» **Challenge**:
Determine how many lines in the entries below include "conforme". The reply should be that number and nothing else.

Dataset entries
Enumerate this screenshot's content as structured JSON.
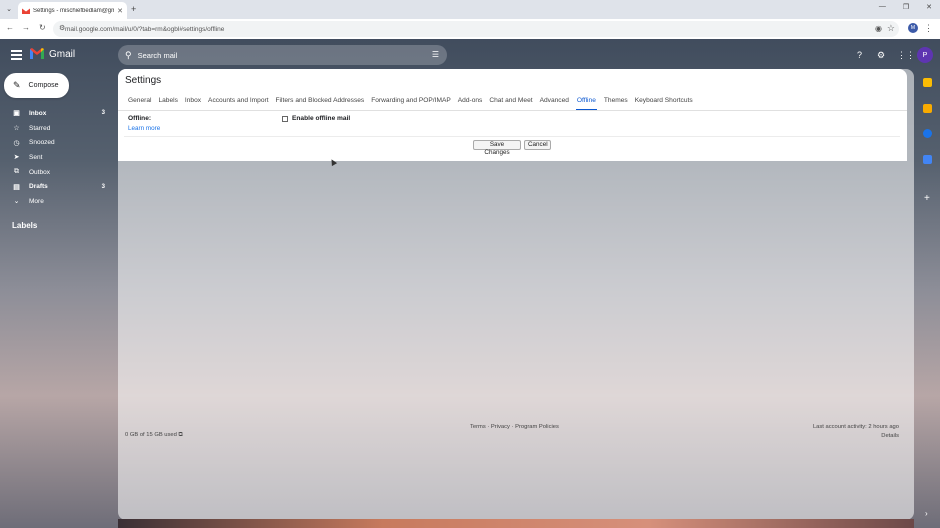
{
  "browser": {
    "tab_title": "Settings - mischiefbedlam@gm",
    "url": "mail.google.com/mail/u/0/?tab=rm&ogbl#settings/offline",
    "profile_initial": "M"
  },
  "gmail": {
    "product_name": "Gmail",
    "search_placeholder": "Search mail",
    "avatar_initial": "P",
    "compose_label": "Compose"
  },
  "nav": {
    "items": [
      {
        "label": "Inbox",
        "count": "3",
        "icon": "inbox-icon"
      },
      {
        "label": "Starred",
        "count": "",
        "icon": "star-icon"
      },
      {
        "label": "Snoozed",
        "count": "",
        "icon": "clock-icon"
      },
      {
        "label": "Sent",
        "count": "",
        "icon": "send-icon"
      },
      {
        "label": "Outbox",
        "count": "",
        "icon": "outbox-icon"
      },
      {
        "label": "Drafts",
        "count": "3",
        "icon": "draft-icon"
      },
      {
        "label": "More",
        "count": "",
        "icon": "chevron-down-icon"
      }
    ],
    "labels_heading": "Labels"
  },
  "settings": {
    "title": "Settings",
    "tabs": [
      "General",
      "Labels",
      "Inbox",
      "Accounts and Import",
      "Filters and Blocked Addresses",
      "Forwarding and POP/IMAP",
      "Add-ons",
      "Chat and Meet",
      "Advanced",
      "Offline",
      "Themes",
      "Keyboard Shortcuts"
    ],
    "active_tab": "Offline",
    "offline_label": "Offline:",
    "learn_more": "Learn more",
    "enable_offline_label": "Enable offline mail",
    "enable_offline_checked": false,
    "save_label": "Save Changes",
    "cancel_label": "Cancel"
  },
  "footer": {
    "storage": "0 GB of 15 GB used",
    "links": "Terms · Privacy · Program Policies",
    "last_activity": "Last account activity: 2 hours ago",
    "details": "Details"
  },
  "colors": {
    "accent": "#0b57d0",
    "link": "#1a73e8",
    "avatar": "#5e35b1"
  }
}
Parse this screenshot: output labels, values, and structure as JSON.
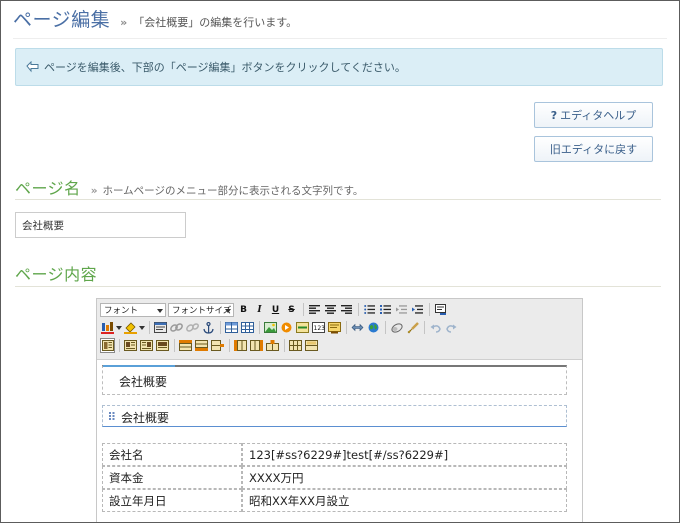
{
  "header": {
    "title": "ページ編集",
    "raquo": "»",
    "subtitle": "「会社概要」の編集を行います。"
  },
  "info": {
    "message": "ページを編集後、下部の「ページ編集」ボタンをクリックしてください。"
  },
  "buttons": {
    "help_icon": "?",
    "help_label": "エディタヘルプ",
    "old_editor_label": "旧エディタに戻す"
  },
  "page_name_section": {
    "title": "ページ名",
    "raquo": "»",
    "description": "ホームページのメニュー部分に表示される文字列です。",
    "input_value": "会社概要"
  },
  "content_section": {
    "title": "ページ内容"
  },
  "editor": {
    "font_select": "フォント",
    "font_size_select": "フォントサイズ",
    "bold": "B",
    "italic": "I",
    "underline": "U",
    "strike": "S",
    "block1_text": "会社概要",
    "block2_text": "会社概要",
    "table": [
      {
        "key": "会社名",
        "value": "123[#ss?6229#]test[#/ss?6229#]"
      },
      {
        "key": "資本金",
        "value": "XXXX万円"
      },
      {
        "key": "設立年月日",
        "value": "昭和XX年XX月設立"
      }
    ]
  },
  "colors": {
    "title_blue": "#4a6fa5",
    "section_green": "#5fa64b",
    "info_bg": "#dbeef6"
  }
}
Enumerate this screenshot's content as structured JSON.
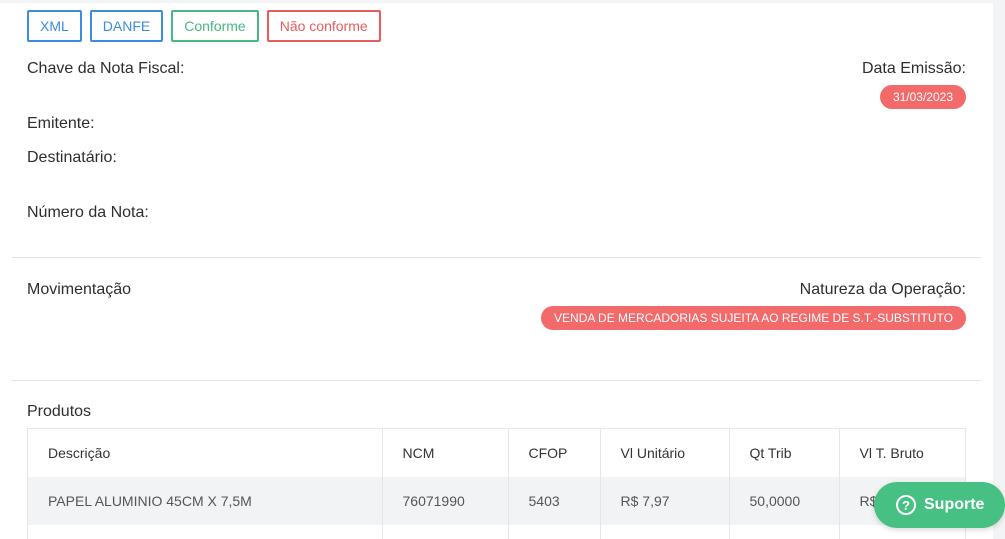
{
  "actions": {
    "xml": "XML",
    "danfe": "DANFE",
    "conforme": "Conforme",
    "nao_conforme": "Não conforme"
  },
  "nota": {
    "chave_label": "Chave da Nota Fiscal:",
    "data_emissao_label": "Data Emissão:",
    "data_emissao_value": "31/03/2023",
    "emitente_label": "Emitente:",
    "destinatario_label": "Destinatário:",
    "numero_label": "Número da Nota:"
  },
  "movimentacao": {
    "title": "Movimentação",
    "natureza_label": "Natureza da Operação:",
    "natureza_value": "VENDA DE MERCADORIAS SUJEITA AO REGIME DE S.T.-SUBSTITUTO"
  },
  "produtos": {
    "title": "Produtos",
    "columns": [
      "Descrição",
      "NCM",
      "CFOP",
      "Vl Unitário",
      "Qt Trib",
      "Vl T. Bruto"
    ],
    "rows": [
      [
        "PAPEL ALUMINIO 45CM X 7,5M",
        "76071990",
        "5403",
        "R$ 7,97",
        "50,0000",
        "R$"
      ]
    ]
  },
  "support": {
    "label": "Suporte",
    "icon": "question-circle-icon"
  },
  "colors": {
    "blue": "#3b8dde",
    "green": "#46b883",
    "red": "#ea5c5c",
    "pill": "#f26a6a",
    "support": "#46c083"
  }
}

» **Solution to the problem**:
2